[START SOURCE DATA]

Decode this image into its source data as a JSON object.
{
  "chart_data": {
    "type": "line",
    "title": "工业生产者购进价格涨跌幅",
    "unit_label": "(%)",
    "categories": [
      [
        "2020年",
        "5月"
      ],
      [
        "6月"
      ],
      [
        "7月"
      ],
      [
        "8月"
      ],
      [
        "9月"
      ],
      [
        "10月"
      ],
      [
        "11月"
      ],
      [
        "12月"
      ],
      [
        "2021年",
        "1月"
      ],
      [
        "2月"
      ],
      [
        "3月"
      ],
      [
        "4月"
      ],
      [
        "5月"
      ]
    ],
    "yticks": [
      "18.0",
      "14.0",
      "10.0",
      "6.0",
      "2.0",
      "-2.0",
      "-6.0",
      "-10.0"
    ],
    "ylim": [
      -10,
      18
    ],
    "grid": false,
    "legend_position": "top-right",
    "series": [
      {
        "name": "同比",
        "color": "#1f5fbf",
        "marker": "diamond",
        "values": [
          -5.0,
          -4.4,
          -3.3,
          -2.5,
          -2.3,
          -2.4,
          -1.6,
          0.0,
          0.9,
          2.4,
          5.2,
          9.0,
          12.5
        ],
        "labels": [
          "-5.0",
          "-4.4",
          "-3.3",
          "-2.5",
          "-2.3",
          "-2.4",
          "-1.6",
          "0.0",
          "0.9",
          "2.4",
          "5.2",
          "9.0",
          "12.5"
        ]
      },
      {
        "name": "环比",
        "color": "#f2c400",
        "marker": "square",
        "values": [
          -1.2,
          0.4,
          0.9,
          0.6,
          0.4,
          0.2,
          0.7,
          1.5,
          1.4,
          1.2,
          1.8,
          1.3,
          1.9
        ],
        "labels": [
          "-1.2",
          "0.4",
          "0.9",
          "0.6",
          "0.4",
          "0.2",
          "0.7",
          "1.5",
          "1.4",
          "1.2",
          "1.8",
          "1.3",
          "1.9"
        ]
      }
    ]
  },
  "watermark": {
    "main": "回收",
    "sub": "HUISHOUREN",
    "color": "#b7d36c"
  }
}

[END SOURCE DATA]

* **WHAT NEEDS TO BE DONE**
Write the listing out again, exactly as it reads.

* **REPLY TO THE EXERCISE**
Decode this image into its source data as a JSON object.
{
  "chart_data": {
    "type": "line",
    "title": "工业生产者购进价格涨跌幅",
    "unit_label": "(%)",
    "categories": [
      [
        "2020年",
        "5月"
      ],
      [
        "6月"
      ],
      [
        "7月"
      ],
      [
        "8月"
      ],
      [
        "9月"
      ],
      [
        "10月"
      ],
      [
        "11月"
      ],
      [
        "12月"
      ],
      [
        "2021年",
        "1月"
      ],
      [
        "2月"
      ],
      [
        "3月"
      ],
      [
        "4月"
      ],
      [
        "5月"
      ]
    ],
    "yticks": [
      "18.0",
      "14.0",
      "10.0",
      "6.0",
      "2.0",
      "-2.0",
      "-6.0",
      "-10.0"
    ],
    "ylim": [
      -10,
      18
    ],
    "grid": false,
    "legend_position": "top-right",
    "series": [
      {
        "name": "同比",
        "color": "#1f5fbf",
        "marker": "diamond",
        "values": [
          -5.0,
          -4.4,
          -3.3,
          -2.5,
          -2.3,
          -2.4,
          -1.6,
          0.0,
          0.9,
          2.4,
          5.2,
          9.0,
          12.5
        ],
        "labels": [
          "-5.0",
          "-4.4",
          "-3.3",
          "-2.5",
          "-2.3",
          "-2.4",
          "-1.6",
          "0.0",
          "0.9",
          "2.4",
          "5.2",
          "9.0",
          "12.5"
        ]
      },
      {
        "name": "环比",
        "color": "#f2c400",
        "marker": "square",
        "values": [
          -1.2,
          0.4,
          0.9,
          0.6,
          0.4,
          0.2,
          0.7,
          1.5,
          1.4,
          1.2,
          1.8,
          1.3,
          1.9
        ],
        "labels": [
          "-1.2",
          "0.4",
          "0.9",
          "0.6",
          "0.4",
          "0.2",
          "0.7",
          "1.5",
          "1.4",
          "1.2",
          "1.8",
          "1.3",
          "1.9"
        ]
      }
    ]
  },
  "watermark": {
    "main": "回收",
    "sub": "HUISHOUREN",
    "color": "#b7d36c"
  }
}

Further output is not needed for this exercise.